- What is required -
Reproduce every record exactly as it appears, but not the pictures.

- Saved entries -
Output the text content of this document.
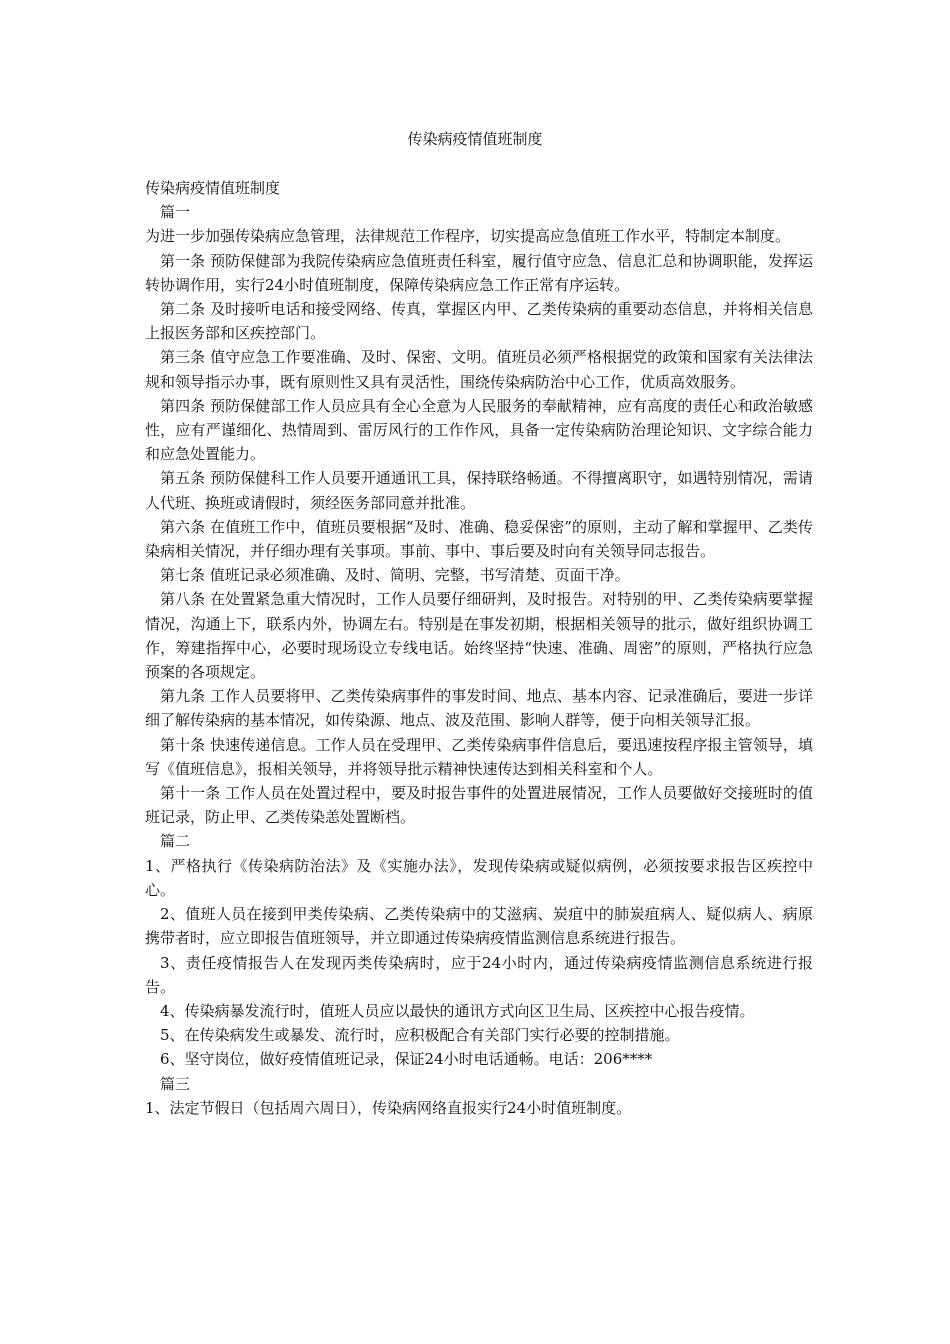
传染病疫情值班制度

传染病疫情值班制度

篇一

为进一步加强传染病应急管理，法律规范工作程序，切实提高应急值班工作水平，特制定本制度。

第一条 预防保健部为我院传染病应急值班责任科室，履行值守应急、信息汇总和协调职能，发挥运转协调作用，实行24小时值班制度，保障传染病应急工作正常有序运转。

第二条 及时接听电话和接受网络、传真，掌握区内甲、乙类传染病的重要动态信息，并将相关信息上报医务部和区疾控部门。

第三条 值守应急工作要准确、及时、保密、文明。值班员必须严格根据党的政策和国家有关法律法规和领导指示办事，既有原则性又具有灵活性，围绕传染病防治中心工作，优质高效服务。

第四条 预防保健部工作人员应具有全心全意为人民服务的奉献精神，应有高度的责任心和政治敏感性，应有严谨细化、热情周到、雷厉风行的工作作风，具备一定传染病防治理论知识、文字综合能力和应急处置能力。

第五条 预防保健科工作人员要开通通讯工具，保持联络畅通。不得擅离职守，如遇特别情况，需请人代班、换班或请假时，须经医务部同意并批准。

第六条 在值班工作中，值班员要根据“及时、准确、稳妥保密”的原则，主动了解和掌握甲、乙类传染病相关情况，并仔细办理有关事项。事前、事中、事后要及时向有关领导同志报告。

第七条 值班记录必须准确、及时、简明、完整，书写清楚、页面干净。

第八条 在处置紧急重大情况时，工作人员要仔细研判，及时报告。对特别的甲、乙类传染病要掌握情况，沟通上下，联系内外，协调左右。特别是在事发初期，根据相关领导的批示，做好组织协调工作，筹建指挥中心，必要时现场设立专线电话。始终坚持“快速、准确、周密”的原则，严格执行应急预案的各项规定。

第九条 工作人员要将甲、乙类传染病事件的事发时间、地点、基本内容、记录准确后，要进一步详细了解传染病的基本情况，如传染源、地点、波及范围、影响人群等，便于向相关领导汇报。

第十条 快速传递信息。工作人员在受理甲、乙类传染病事件信息后，要迅速按程序报主管领导，填写《值班信息》，报相关领导，并将领导批示精神快速传达到相关科室和个人。

第十一条 工作人员在处置过程中，要及时报告事件的处置进展情况，工作人员要做好交接班时的值班记录，防止甲、乙类传染恙处置断档。

篇二

1、严格执行《传染病防治法》及《实施办法》，发现传染病或疑似病例，必须按要求报告区疾控中心。

2、值班人员在接到甲类传染病、乙类传染病中的艾滋病、炭疽中的肺炭疽病人、疑似病人、病原携带者时，应立即报告值班领导，并立即通过传染病疫情监测信息系统进行报告。

3、责任疫情报告人在发现丙类传染病时，应于24小时内，通过传染病疫情监测信息系统进行报告。

4、传染病暴发流行时，值班人员应以最快的通讯方式向区卫生局、区疾控中心报告疫情。

5、在传染病发生或暴发、流行时，应积极配合有关部门实行必要的控制措施。

6、坚守岗位，做好疫情值班记录，保证24小时电话通畅。电话：206****

篇三

1、法定节假日（包括周六周日），传染病网络直报实行24小时值班制度。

- Exercise output -
Output the text content of this document.
传染病疫情值班制度

传染病疫情值班制度

篇一

为进一步加强传染病应急管理，法律规范工作程序，切实提高应急值班工作水平，特制定本制度。

第一条 预防保健部为我院传染病应急值班责任科室，履行值守应急、信息汇总和协调职能，发挥运转协调作用，实行24小时值班制度，保障传染病应急工作正常有序运转。

第二条 及时接听电话和接受网络、传真，掌握区内甲、乙类传染病的重要动态信息，并将相关信息上报医务部和区疾控部门。

第三条 值守应急工作要准确、及时、保密、文明。值班员必须严格根据党的政策和国家有关法律法规和领导指示办事，既有原则性又具有灵活性，围绕传染病防治中心工作，优质高效服务。

第四条 预防保健部工作人员应具有全心全意为人民服务的奉献精神，应有高度的责任心和政治敏感性，应有严谨细化、热情周到、雷厉风行的工作作风，具备一定传染病防治理论知识、文字综合能力和应急处置能力。

第五条 预防保健科工作人员要开通通讯工具，保持联络畅通。不得擅离职守，如遇特别情况，需请人代班、换班或请假时，须经医务部同意并批准。

第六条 在值班工作中，值班员要根据“及时、准确、稳妥保密”的原则，主动了解和掌握甲、乙类传染病相关情况，并仔细办理有关事项。事前、事中、事后要及时向有关领导同志报告。

第七条 值班记录必须准确、及时、简明、完整，书写清楚、页面干净。

第八条 在处置紧急重大情况时，工作人员要仔细研判，及时报告。对特别的甲、乙类传染病要掌握情况，沟通上下，联系内外，协调左右。特别是在事发初期，根据相关领导的批示，做好组织协调工作，筹建指挥中心，必要时现场设立专线电话。始终坚持“快速、准确、周密”的原则，严格执行应急预案的各项规定。

第九条 工作人员要将甲、乙类传染病事件的事发时间、地点、基本内容、记录准确后，要进一步详细了解传染病的基本情况，如传染源、地点、波及范围、影响人群等，便于向相关领导汇报。

第十条 快速传递信息。工作人员在受理甲、乙类传染病事件信息后，要迅速按程序报主管领导，填写《值班信息》，报相关领导，并将领导批示精神快速传达到相关科室和个人。

第十一条 工作人员在处置过程中，要及时报告事件的处置进展情况，工作人员要做好交接班时的值班记录，防止甲、乙类传染恙处置断档。

篇二

1、严格执行《传染病防治法》及《实施办法》，发现传染病或疑似病例，必须按要求报告区疾控中心。

2、值班人员在接到甲类传染病、乙类传染病中的艾滋病、炭疽中的肺炭疽病人、疑似病人、病原携带者时，应立即报告值班领导，并立即通过传染病疫情监测信息系统进行报告。

3、责任疫情报告人在发现丙类传染病时，应于24小时内，通过传染病疫情监测信息系统进行报告。

4、传染病暴发流行时，值班人员应以最快的通讯方式向区卫生局、区疾控中心报告疫情。

5、在传染病发生或暴发、流行时，应积极配合有关部门实行必要的控制措施。

6、坚守岗位，做好疫情值班记录，保证24小时电话通畅。电话：206****

篇三

1、法定节假日（包括周六周日），传染病网络直报实行24小时值班制度。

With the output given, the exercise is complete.